Record set:

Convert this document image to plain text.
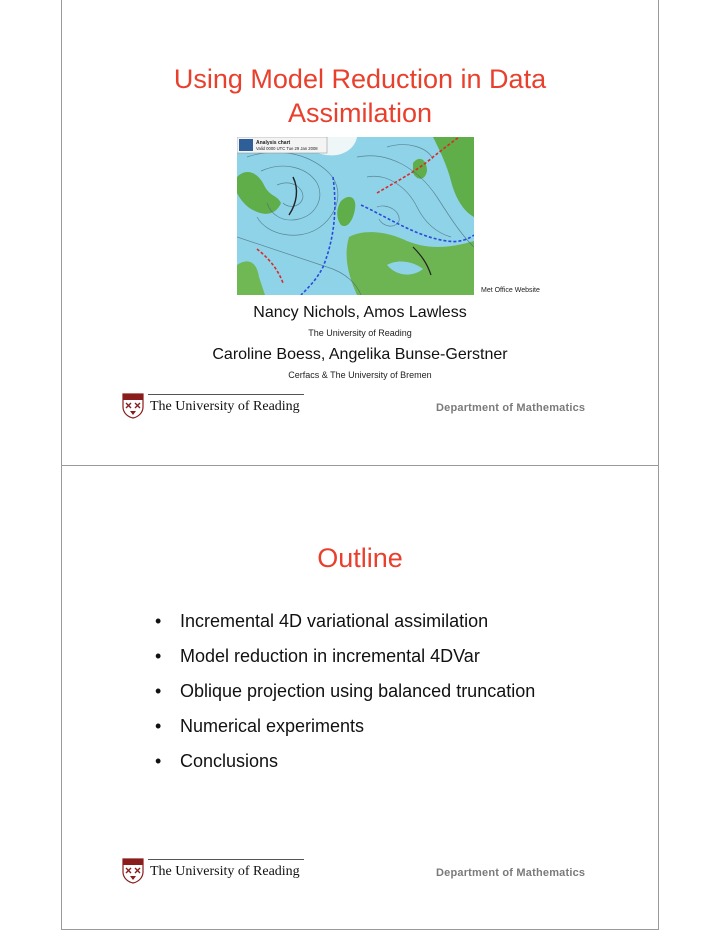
Using Model Reduction in Data
Assimilation
Analysis chart
Valid 0000 UTC Tue 29 Jan 2008
Met Office Website
Nancy Nichols, Amos Lawless
The University of Reading
Caroline Boess, Angelika Bunse-Gerstner
Cerfacs & The University of Bremen
The University of Reading	Department of Mathematics
Outline
• Incremental 4D variational assimilation
• Model reduction in incremental 4DVar
• Oblique projection using balanced truncation
• Numerical experiments
• Conclusions
The University of Reading	Department of Mathematics
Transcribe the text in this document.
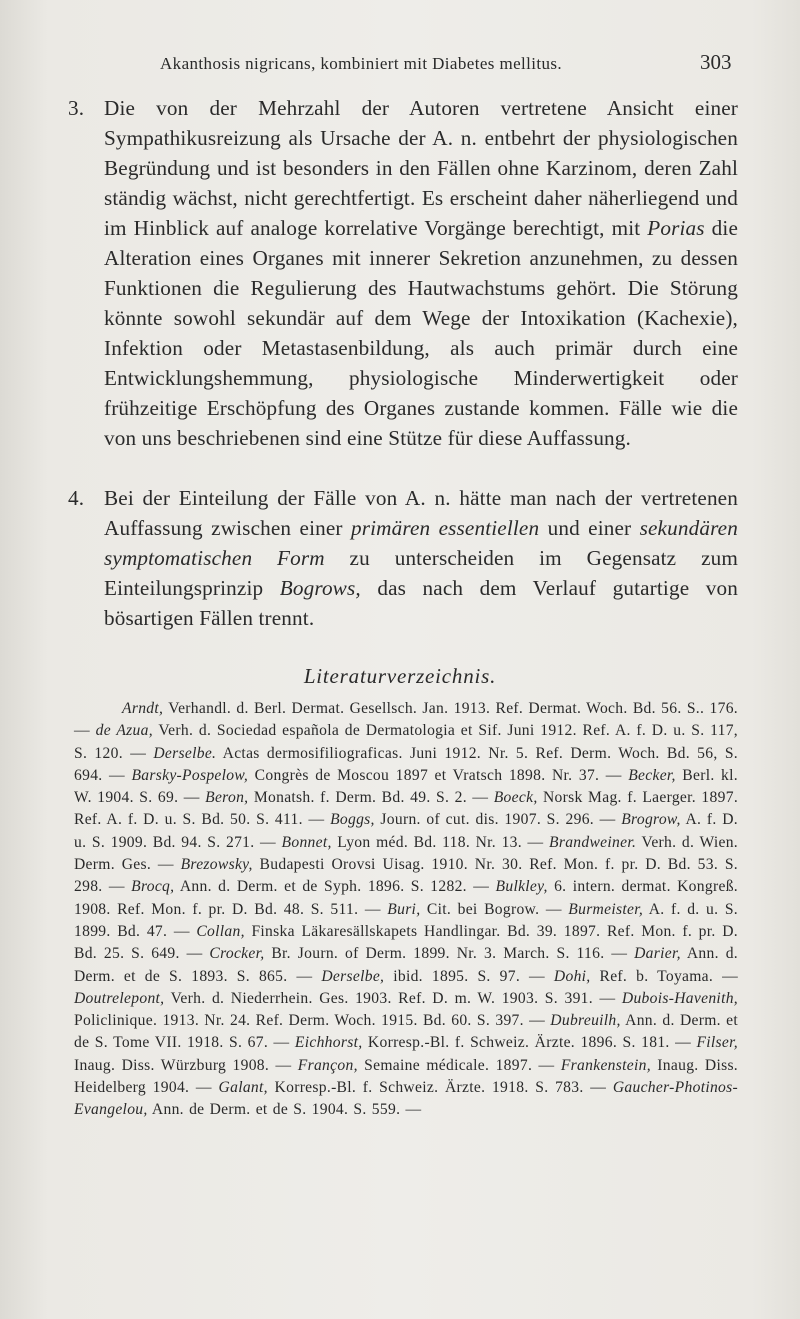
Akanthosis nigricans, kombiniert mit Diabetes mellitus.	303
3. Die von der Mehrzahl der Autoren vertretene Ansicht einer Sympathikusreizung als Ursache der A. n. entbehrt der physiologischen Begründung und ist besonders in den Fällen ohne Karzinom, deren Zahl ständig wächst, nicht gerechtfertigt. Es erscheint daher näherliegend und im Hinblick auf analoge korrelative Vorgänge berechtigt, mit Porias die Alteration eines Organes mit innerer Sekretion anzunehmen, zu dessen Funktionen die Regulierung des Hautwachstums gehört. Die Störung könnte sowohl sekundär auf dem Wege der Intoxikation (Kachexie), Infektion oder Metastasenbildung, als auch primär durch eine Entwicklungshemmung, physiologische Minderwertigkeit oder frühzeitige Erschöpfung des Organes zustande kommen. Fälle wie die von uns beschriebenen sind eine Stütze für diese Auffassung.
4. Bei der Einteilung der Fälle von A. n. hätte man nach der vertretenen Auffassung zwischen einer primären essentiellen und einer sekundären symptomatischen Form zu unterscheiden im Gegensatz zum Einteilungsprinzip Bogrows, das nach dem Verlauf gutartige von bösartigen Fällen trennt.
Literaturverzeichnis.
Arndt, Verhandl. d. Berl. Dermat. Gesellsch. Jan. 1913. Ref. Dermat. Woch. Bd. 56. S.. 176. — de Azua, Verh. d. Sociedad española de Dermatologia et Sif. Juni 1912. Ref. A. f. D. u. S. 117, S. 120. — Derselbe. Actas dermosifiliograficas. Juni 1912. Nr. 5. Ref. Derm. Woch. Bd. 56, S. 694. — Barsky-Pospelow, Congrès de Moscou 1897 et Vratsch 1898. Nr. 37. — Becker, Berl. kl. W. 1904. S. 69. — Beron, Monatsh. f. Derm. Bd. 49. S. 2. — Boeck, Norsk Mag. f. Laerger. 1897. Ref. A. f. D. u. S. Bd. 50. S. 411. — Boggs, Journ. of cut. dis. 1907. S. 296. — Brogrow, A. f. D. u. S. 1909. Bd. 94. S. 271. — Bonnet, Lyon méd. Bd. 118. Nr. 13. — Brandweiner. Verh. d. Wien. Derm. Ges. — Brezowsky, Budapesti Orovsi Uisag. 1910. Nr. 30. Ref. Mon. f. pr. D. Bd. 53. S. 298. — Brocq, Ann. d. Derm. et de Syph. 1896. S. 1282. — Bulkley, 6. intern. dermat. Kongreß. 1908. Ref. Mon. f. pr. D. Bd. 48. S. 511. — Buri, Cit. bei Bogrow. — Burmeister, A. f. d. u. S. 1899. Bd. 47. — Collan, Finska Läkaresällskapets Handlingar. Bd. 39. 1897. Ref. Mon. f. pr. D. Bd. 25. S. 649. — Crocker, Br. Journ. of Derm. 1899. Nr. 3. March. S. 116. — Darier, Ann. d. Derm. et de S. 1893. S. 865. — Derselbe, ibid. 1895. S. 97. — Dohi, Ref. b. Toyama. — Doutrelepont, Verh. d. Niederrhein. Ges. 1903. Ref. D. m. W. 1903. S. 391. — Dubois-Havenith, Policlinique. 1913. Nr. 24. Ref. Derm. Woch. 1915. Bd. 60. S. 397. — Dubreuilh, Ann. d. Derm. et de S. Tome VII. 1918. S. 67. — Eichhorst, Korresp.-Bl. f. Schweiz. Ärzte. 1896. S. 181. — Filser, Inaug. Diss. Würzburg 1908. — Françon, Semaine médicale. 1897. — Frankenstein, Inaug. Diss. Heidelberg 1904. — Galant, Korresp.-Bl. f. Schweiz. Ärzte. 1918. S. 783. — Gaucher-Photinos-Evangelou, Ann. de Derm. et de S. 1904. S. 559. —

Your goal: From the entries above, select each line containing the string "text".

Result for this exercise:
Convert this document image to plain text.
Transcribe the text in this document.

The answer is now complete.